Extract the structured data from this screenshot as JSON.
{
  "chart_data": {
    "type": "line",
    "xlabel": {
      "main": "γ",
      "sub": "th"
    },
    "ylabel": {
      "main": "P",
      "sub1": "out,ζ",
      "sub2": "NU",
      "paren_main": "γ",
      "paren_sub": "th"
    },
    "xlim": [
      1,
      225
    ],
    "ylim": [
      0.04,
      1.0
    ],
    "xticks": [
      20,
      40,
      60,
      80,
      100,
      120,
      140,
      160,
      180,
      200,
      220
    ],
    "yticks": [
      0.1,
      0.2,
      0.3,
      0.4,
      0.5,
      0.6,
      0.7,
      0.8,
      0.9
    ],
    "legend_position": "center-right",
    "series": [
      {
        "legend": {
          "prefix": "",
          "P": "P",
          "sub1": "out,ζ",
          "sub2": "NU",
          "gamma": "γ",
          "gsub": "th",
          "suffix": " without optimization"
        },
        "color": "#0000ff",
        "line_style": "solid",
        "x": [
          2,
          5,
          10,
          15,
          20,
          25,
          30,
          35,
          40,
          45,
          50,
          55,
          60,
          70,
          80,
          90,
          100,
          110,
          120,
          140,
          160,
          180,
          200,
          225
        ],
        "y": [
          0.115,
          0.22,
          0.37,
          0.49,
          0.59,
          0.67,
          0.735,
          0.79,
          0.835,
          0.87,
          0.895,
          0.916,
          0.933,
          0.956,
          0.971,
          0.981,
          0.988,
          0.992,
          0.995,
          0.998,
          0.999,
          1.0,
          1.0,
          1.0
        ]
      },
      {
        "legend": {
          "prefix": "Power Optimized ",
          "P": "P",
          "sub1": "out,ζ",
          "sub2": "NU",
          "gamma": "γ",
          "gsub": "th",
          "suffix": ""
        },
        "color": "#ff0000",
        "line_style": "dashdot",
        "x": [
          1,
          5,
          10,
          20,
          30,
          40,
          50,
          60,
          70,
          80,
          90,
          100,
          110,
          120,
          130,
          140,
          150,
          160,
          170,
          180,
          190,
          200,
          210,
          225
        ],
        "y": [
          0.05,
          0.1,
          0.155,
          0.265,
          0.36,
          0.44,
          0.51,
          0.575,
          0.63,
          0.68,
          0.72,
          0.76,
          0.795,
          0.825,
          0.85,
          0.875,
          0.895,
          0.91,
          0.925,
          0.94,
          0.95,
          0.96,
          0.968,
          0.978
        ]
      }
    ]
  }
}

§ **What you should do**:
Reproduce each entry exactly, leaving out nothing.

§ **Solution for this exercise**:
Extract the structured data from this screenshot as JSON.
{
  "chart_data": {
    "type": "line",
    "xlabel": {
      "main": "γ",
      "sub": "th"
    },
    "ylabel": {
      "main": "P",
      "sub1": "out,ζ",
      "sub2": "NU",
      "paren_main": "γ",
      "paren_sub": "th"
    },
    "xlim": [
      1,
      225
    ],
    "ylim": [
      0.04,
      1.0
    ],
    "xticks": [
      20,
      40,
      60,
      80,
      100,
      120,
      140,
      160,
      180,
      200,
      220
    ],
    "yticks": [
      0.1,
      0.2,
      0.3,
      0.4,
      0.5,
      0.6,
      0.7,
      0.8,
      0.9
    ],
    "legend_position": "center-right",
    "series": [
      {
        "legend": {
          "prefix": "",
          "P": "P",
          "sub1": "out,ζ",
          "sub2": "NU",
          "gamma": "γ",
          "gsub": "th",
          "suffix": " without optimization"
        },
        "color": "#0000ff",
        "line_style": "solid",
        "x": [
          2,
          5,
          10,
          15,
          20,
          25,
          30,
          35,
          40,
          45,
          50,
          55,
          60,
          70,
          80,
          90,
          100,
          110,
          120,
          140,
          160,
          180,
          200,
          225
        ],
        "y": [
          0.115,
          0.22,
          0.37,
          0.49,
          0.59,
          0.67,
          0.735,
          0.79,
          0.835,
          0.87,
          0.895,
          0.916,
          0.933,
          0.956,
          0.971,
          0.981,
          0.988,
          0.992,
          0.995,
          0.998,
          0.999,
          1.0,
          1.0,
          1.0
        ]
      },
      {
        "legend": {
          "prefix": "Power Optimized ",
          "P": "P",
          "sub1": "out,ζ",
          "sub2": "NU",
          "gamma": "γ",
          "gsub": "th",
          "suffix": ""
        },
        "color": "#ff0000",
        "line_style": "dashdot",
        "x": [
          1,
          5,
          10,
          20,
          30,
          40,
          50,
          60,
          70,
          80,
          90,
          100,
          110,
          120,
          130,
          140,
          150,
          160,
          170,
          180,
          190,
          200,
          210,
          225
        ],
        "y": [
          0.05,
          0.1,
          0.155,
          0.265,
          0.36,
          0.44,
          0.51,
          0.575,
          0.63,
          0.68,
          0.72,
          0.76,
          0.795,
          0.825,
          0.85,
          0.875,
          0.895,
          0.91,
          0.925,
          0.94,
          0.95,
          0.96,
          0.968,
          0.978
        ]
      }
    ]
  }
}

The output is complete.